Exercise objective » Collect all the lines that mention the word "Custom".

Stored entries:

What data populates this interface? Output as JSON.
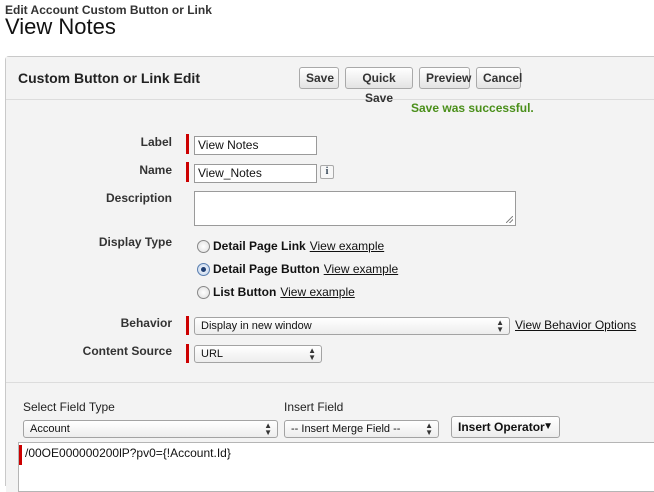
{
  "breadcrumb": "Edit Account Custom Button or Link",
  "page_title": "View Notes",
  "panel": {
    "title": "Custom Button or Link Edit",
    "buttons": {
      "save": "Save",
      "quick_save": "Quick Save",
      "preview": "Preview",
      "cancel": "Cancel"
    },
    "success_message": "Save was successful."
  },
  "form": {
    "label": {
      "caption": "Label",
      "value": "View Notes"
    },
    "name": {
      "caption": "Name",
      "value": "View_Notes",
      "info_icon": "i"
    },
    "description": {
      "caption": "Description",
      "value": ""
    },
    "display_type": {
      "caption": "Display Type",
      "options": [
        {
          "label": "Detail Page Link",
          "link": "View example",
          "checked": false
        },
        {
          "label": "Detail Page Button",
          "link": "View example",
          "checked": true
        },
        {
          "label": "List Button",
          "link": "View example",
          "checked": false
        }
      ]
    },
    "behavior": {
      "caption": "Behavior",
      "value": "Display in new window",
      "link": "View Behavior Options"
    },
    "content_source": {
      "caption": "Content Source",
      "value": "URL"
    }
  },
  "insert": {
    "field_type_label": "Select Field Type",
    "field_type_value": "Account",
    "insert_field_label": "Insert Field",
    "insert_field_value": "-- Insert Merge Field --",
    "insert_operator": "Insert Operator"
  },
  "formula": "/00OE000000200lP?pv0={!Account.Id}",
  "colors": {
    "required": "#cc0000",
    "success": "#4a8f1a"
  }
}
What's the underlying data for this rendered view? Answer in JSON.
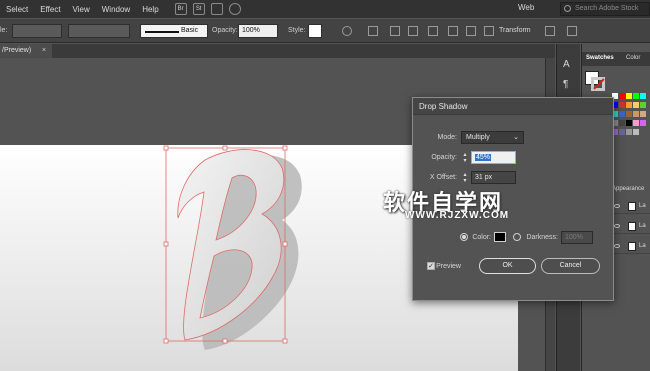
{
  "menubar": {
    "items": [
      "Select",
      "Effect",
      "View",
      "Window",
      "Help"
    ],
    "icon_labels": [
      "Br",
      "St"
    ],
    "workspace": "Web",
    "search_placeholder": "Search Adobe Stock"
  },
  "controlbar": {
    "left_label": "le:",
    "stroke_style": "Basic",
    "opacity_label": "Opacity:",
    "opacity_value": "100%",
    "style_label": "Style:",
    "transform_label": "Transform"
  },
  "document": {
    "tab_label": "/Preview)",
    "close_glyph": "×"
  },
  "panel": {
    "tabs": [
      "Swatches",
      "Color"
    ],
    "appearance_label": "Appearance",
    "layers": [
      {
        "name": "La"
      },
      {
        "name": "La"
      },
      {
        "name": "La"
      }
    ],
    "swatch_colors": [
      "#ffffff",
      "#ff0000",
      "#ffff00",
      "#00ff00",
      "#00ffff",
      "#0000ff",
      "#cc3333",
      "#ff9933",
      "#ffcc66",
      "#66cc33",
      "#33cccc",
      "#3366cc",
      "#996633",
      "#cc9966",
      "#ccaa88",
      "#888888",
      "#444444",
      "#000000",
      "#ff99cc",
      "#cc66ff",
      "#9966cc",
      "#666699",
      "#999999",
      "#bbbbbb"
    ]
  },
  "dialog": {
    "title": "Drop Shadow",
    "mode_label": "Mode:",
    "mode_value": "Multiply",
    "opacity_label": "Opacity:",
    "opacity_value": "45%",
    "x_offset_label": "X Offset:",
    "x_offset_value": "31 px",
    "color_label": "Color:",
    "darkness_label": "Darkness:",
    "darkness_value": "100%",
    "preview_label": "Preview",
    "ok_label": "OK",
    "cancel_label": "Cancel"
  },
  "watermark": {
    "chinese": "软件自学网",
    "url": "WWW.RJZXW.COM"
  },
  "colors": {
    "accent_red": "#d0211b",
    "selection_blue": "#2f73cc",
    "selection_box": "#e06a6a"
  }
}
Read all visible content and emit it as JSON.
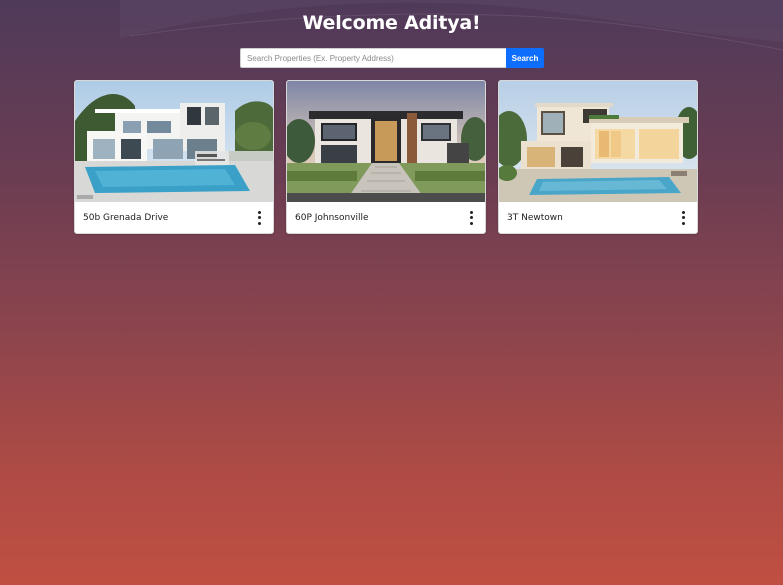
{
  "header": {
    "title": "Welcome Aditya!"
  },
  "search": {
    "placeholder": "Search Properties (Ex. Property Address)",
    "value": "",
    "button_label": "Search"
  },
  "properties": [
    {
      "address": "50b Grenada Drive",
      "menu_icon": "kebab-icon"
    },
    {
      "address": "60P Johnsonville",
      "menu_icon": "kebab-icon"
    },
    {
      "address": "3T Newtown",
      "menu_icon": "kebab-icon"
    }
  ],
  "colors": {
    "accent": "#0d6efd",
    "background_top": "#4f3a5a",
    "background_bottom": "#c04f42"
  }
}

Answer to this problem »
  "breadcrumb": "Edit Account Custom Button or Link",
    "title": "Custom Button or Link Edit",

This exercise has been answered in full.